(Stored data)
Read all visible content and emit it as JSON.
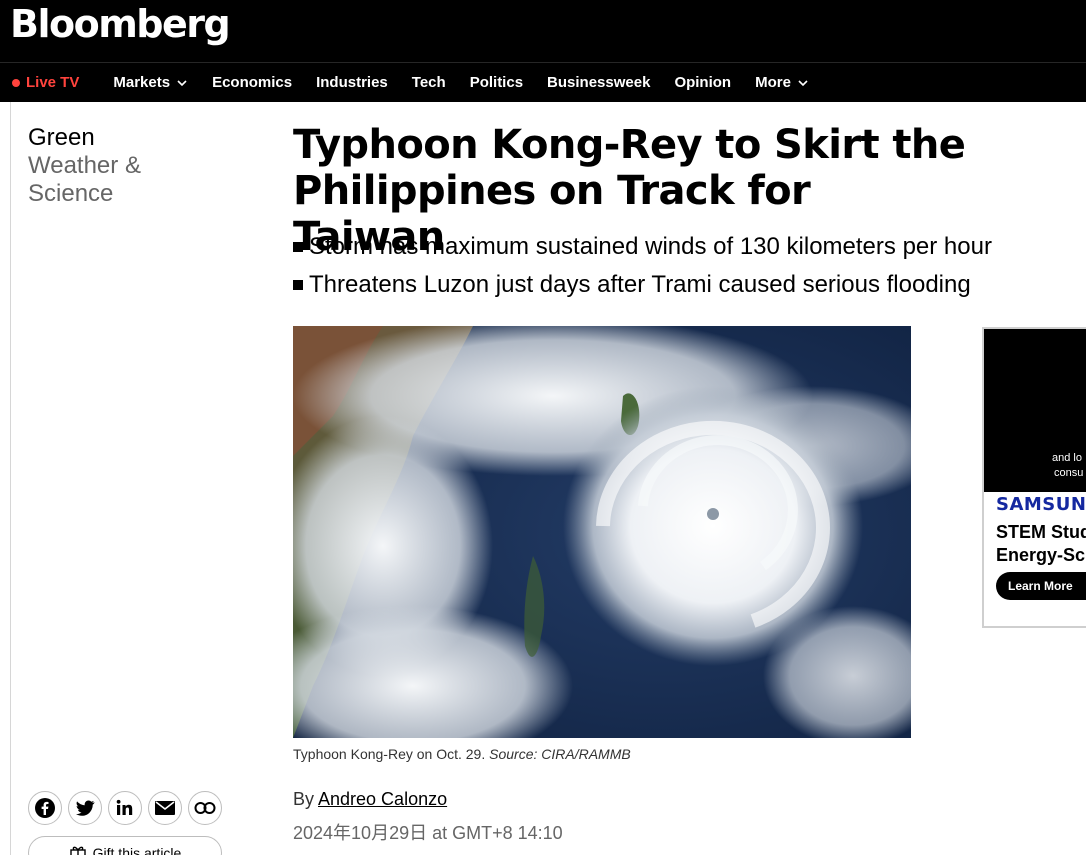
{
  "brand": {
    "logo": "Bloomberg"
  },
  "nav": {
    "live_tv": "Live TV",
    "items": [
      "Markets",
      "Economics",
      "Industries",
      "Tech",
      "Politics",
      "Businessweek",
      "Opinion",
      "More"
    ]
  },
  "section": {
    "primary": "Green",
    "secondary_line1": "Weather &",
    "secondary_line2": "Science"
  },
  "article": {
    "headline_line1": "Typhoon Kong-Rey to Skirt the",
    "headline_line2": "Philippines on Track for Taiwan",
    "bullets": [
      "Storm has maximum sustained winds of 130 kilometers per hour",
      "Threatens Luzon just days after Trami caused serious flooding"
    ],
    "image_alt": "Satellite view of Typhoon Kong-Rey",
    "caption_text": "Typhoon Kong-Rey on Oct. 29. ",
    "caption_source": "Source: CIRA/RAMMB",
    "byline_prefix": "By ",
    "author": "Andreo Calonzo",
    "timestamp": "2024年10月29日 at GMT+8 14:10"
  },
  "share": {
    "icons": [
      "facebook-icon",
      "twitter-icon",
      "linkedin-icon",
      "email-icon",
      "link-icon"
    ],
    "gift_label": "Gift this article"
  },
  "ad": {
    "tag_line1": "and lo",
    "tag_line2": "consu",
    "brand": "SAMSUNG",
    "copy_line1": "STEM Stud",
    "copy_line2": "Energy-Sc",
    "cta": "Learn More"
  },
  "colors": {
    "live_red": "#ff433d",
    "header_bg": "#000000",
    "samsung_blue": "#1428a0"
  }
}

Given instruction: Leave images out of the retyped records; keep all else exact.

Written solution:
Read all visible content and emit it as JSON.
{
  "brand": {
    "logo": "Bloomberg"
  },
  "nav": {
    "live_tv": "Live TV",
    "items": [
      "Markets",
      "Economics",
      "Industries",
      "Tech",
      "Politics",
      "Businessweek",
      "Opinion",
      "More"
    ]
  },
  "section": {
    "primary": "Green",
    "secondary_line1": "Weather &",
    "secondary_line2": "Science"
  },
  "article": {
    "headline_line1": "Typhoon Kong-Rey to Skirt the",
    "headline_line2": "Philippines on Track for Taiwan",
    "bullets": [
      "Storm has maximum sustained winds of 130 kilometers per hour",
      "Threatens Luzon just days after Trami caused serious flooding"
    ],
    "image_alt": "Satellite view of Typhoon Kong-Rey",
    "caption_text": "Typhoon Kong-Rey on Oct. 29. ",
    "caption_source": "Source: CIRA/RAMMB",
    "byline_prefix": "By ",
    "author": "Andreo Calonzo",
    "timestamp": "2024年10月29日 at GMT+8 14:10"
  },
  "share": {
    "icons": [
      "facebook-icon",
      "twitter-icon",
      "linkedin-icon",
      "email-icon",
      "link-icon"
    ],
    "gift_label": "Gift this article"
  },
  "ad": {
    "tag_line1": "and lo",
    "tag_line2": "consu",
    "brand": "SAMSUNG",
    "copy_line1": "STEM Stud",
    "copy_line2": "Energy-Sc",
    "cta": "Learn More"
  },
  "colors": {
    "live_red": "#ff433d",
    "header_bg": "#000000",
    "samsung_blue": "#1428a0"
  }
}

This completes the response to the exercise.